[Dataset entries on figures]
###

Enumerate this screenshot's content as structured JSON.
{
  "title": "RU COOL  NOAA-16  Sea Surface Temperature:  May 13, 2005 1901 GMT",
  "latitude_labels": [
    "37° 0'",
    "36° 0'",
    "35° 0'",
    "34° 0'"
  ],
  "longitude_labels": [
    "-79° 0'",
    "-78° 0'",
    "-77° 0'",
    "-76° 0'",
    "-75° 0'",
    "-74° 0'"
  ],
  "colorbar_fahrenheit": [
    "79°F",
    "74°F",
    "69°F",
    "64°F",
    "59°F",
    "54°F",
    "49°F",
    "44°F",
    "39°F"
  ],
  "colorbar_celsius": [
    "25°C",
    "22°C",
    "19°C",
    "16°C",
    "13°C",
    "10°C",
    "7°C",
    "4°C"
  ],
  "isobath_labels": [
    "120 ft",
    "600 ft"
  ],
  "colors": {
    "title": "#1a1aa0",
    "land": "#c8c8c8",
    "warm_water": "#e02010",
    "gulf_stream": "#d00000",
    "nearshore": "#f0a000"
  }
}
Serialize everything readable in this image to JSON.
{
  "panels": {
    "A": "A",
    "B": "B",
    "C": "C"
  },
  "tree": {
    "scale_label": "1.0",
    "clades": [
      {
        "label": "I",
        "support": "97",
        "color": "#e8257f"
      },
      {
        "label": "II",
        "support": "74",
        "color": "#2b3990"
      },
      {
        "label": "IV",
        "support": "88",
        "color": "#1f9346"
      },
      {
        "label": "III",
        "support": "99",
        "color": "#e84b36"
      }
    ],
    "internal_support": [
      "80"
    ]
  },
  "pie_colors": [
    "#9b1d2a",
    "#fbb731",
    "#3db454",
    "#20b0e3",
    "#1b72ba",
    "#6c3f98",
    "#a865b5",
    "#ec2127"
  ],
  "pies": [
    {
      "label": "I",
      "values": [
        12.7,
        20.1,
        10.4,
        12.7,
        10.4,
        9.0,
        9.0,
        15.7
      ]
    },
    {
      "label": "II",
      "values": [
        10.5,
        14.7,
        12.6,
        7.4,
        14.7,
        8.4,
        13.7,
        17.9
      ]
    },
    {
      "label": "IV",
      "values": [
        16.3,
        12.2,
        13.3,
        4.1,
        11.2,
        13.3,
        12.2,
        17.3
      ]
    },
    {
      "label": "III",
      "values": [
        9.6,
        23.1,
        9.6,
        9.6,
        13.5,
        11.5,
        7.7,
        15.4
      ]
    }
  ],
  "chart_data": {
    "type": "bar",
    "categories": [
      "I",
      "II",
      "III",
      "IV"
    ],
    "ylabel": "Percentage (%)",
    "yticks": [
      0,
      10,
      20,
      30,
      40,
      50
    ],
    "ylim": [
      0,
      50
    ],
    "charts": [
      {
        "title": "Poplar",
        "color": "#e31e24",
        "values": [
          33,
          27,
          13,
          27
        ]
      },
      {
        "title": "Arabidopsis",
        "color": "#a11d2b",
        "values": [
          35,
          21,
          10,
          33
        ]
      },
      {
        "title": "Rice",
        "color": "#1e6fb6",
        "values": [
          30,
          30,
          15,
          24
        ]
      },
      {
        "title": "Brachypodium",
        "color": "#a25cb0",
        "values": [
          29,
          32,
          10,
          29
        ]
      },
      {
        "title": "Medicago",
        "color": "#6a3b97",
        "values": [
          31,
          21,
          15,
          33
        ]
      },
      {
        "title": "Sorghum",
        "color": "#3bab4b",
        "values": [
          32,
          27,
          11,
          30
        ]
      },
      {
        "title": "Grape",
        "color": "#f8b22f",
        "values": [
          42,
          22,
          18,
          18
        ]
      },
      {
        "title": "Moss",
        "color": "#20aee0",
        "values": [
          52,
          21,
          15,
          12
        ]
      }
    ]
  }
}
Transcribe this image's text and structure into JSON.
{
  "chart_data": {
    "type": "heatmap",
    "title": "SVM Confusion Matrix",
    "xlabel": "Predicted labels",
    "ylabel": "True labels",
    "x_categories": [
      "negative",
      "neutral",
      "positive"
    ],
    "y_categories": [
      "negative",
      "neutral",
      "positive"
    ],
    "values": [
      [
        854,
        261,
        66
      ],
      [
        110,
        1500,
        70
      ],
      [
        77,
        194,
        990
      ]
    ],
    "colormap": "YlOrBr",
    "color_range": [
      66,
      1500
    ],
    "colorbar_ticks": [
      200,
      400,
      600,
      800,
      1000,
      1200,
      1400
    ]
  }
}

###

◆ THE TASK ◆
Please quote every record above exactly as it appears.

◆ SOLVED PROBLEM ◆
Enumerate this screenshot's content as structured JSON.
{
  "title": "RU COOL  NOAA-16  Sea Surface Temperature:  May 13, 2005 1901 GMT",
  "latitude_labels": [
    "37° 0'",
    "36° 0'",
    "35° 0'",
    "34° 0'"
  ],
  "longitude_labels": [
    "-79° 0'",
    "-78° 0'",
    "-77° 0'",
    "-76° 0'",
    "-75° 0'",
    "-74° 0'"
  ],
  "colorbar_fahrenheit": [
    "79°F",
    "74°F",
    "69°F",
    "64°F",
    "59°F",
    "54°F",
    "49°F",
    "44°F",
    "39°F"
  ],
  "colorbar_celsius": [
    "25°C",
    "22°C",
    "19°C",
    "16°C",
    "13°C",
    "10°C",
    "7°C",
    "4°C"
  ],
  "isobath_labels": [
    "120 ft",
    "600 ft"
  ],
  "colors": {
    "title": "#1a1aa0",
    "land": "#c8c8c8",
    "warm_water": "#e02010",
    "gulf_stream": "#d00000",
    "nearshore": "#f0a000"
  }
}
Serialize everything readable in this image to JSON.
{
  "panels": {
    "A": "A",
    "B": "B",
    "C": "C"
  },
  "tree": {
    "scale_label": "1.0",
    "clades": [
      {
        "label": "I",
        "support": "97",
        "color": "#e8257f"
      },
      {
        "label": "II",
        "support": "74",
        "color": "#2b3990"
      },
      {
        "label": "IV",
        "support": "88",
        "color": "#1f9346"
      },
      {
        "label": "III",
        "support": "99",
        "color": "#e84b36"
      }
    ],
    "internal_support": [
      "80"
    ]
  },
  "pie_colors": [
    "#9b1d2a",
    "#fbb731",
    "#3db454",
    "#20b0e3",
    "#1b72ba",
    "#6c3f98",
    "#a865b5",
    "#ec2127"
  ],
  "pies": [
    {
      "label": "I",
      "values": [
        12.7,
        20.1,
        10.4,
        12.7,
        10.4,
        9.0,
        9.0,
        15.7
      ]
    },
    {
      "label": "II",
      "values": [
        10.5,
        14.7,
        12.6,
        7.4,
        14.7,
        8.4,
        13.7,
        17.9
      ]
    },
    {
      "label": "IV",
      "values": [
        16.3,
        12.2,
        13.3,
        4.1,
        11.2,
        13.3,
        12.2,
        17.3
      ]
    },
    {
      "label": "III",
      "values": [
        9.6,
        23.1,
        9.6,
        9.6,
        13.5,
        11.5,
        7.7,
        15.4
      ]
    }
  ],
  "chart_data": {
    "type": "bar",
    "categories": [
      "I",
      "II",
      "III",
      "IV"
    ],
    "ylabel": "Percentage (%)",
    "yticks": [
      0,
      10,
      20,
      30,
      40,
      50
    ],
    "ylim": [
      0,
      50
    ],
    "charts": [
      {
        "title": "Poplar",
        "color": "#e31e24",
        "values": [
          33,
          27,
          13,
          27
        ]
      },
      {
        "title": "Arabidopsis",
        "color": "#a11d2b",
        "values": [
          35,
          21,
          10,
          33
        ]
      },
      {
        "title": "Rice",
        "color": "#1e6fb6",
        "values": [
          30,
          30,
          15,
          24
        ]
      },
      {
        "title": "Brachypodium",
        "color": "#a25cb0",
        "values": [
          29,
          32,
          10,
          29
        ]
      },
      {
        "title": "Medicago",
        "color": "#6a3b97",
        "values": [
          31,
          21,
          15,
          33
        ]
      },
      {
        "title": "Sorghum",
        "color": "#3bab4b",
        "values": [
          32,
          27,
          11,
          30
        ]
      },
      {
        "title": "Grape",
        "color": "#f8b22f",
        "values": [
          42,
          22,
          18,
          18
        ]
      },
      {
        "title": "Moss",
        "color": "#20aee0",
        "values": [
          52,
          21,
          15,
          12
        ]
      }
    ]
  }
}
Transcribe this image's text and structure into JSON.
{
  "chart_data": {
    "type": "heatmap",
    "title": "SVM Confusion Matrix",
    "xlabel": "Predicted labels",
    "ylabel": "True labels",
    "x_categories": [
      "negative",
      "neutral",
      "positive"
    ],
    "y_categories": [
      "negative",
      "neutral",
      "positive"
    ],
    "values": [
      [
        854,
        261,
        66
      ],
      [
        110,
        1500,
        70
      ],
      [
        77,
        194,
        990
      ]
    ],
    "colormap": "YlOrBr",
    "color_range": [
      66,
      1500
    ],
    "colorbar_ticks": [
      200,
      400,
      600,
      800,
      1000,
      1200,
      1400
    ]
  }
}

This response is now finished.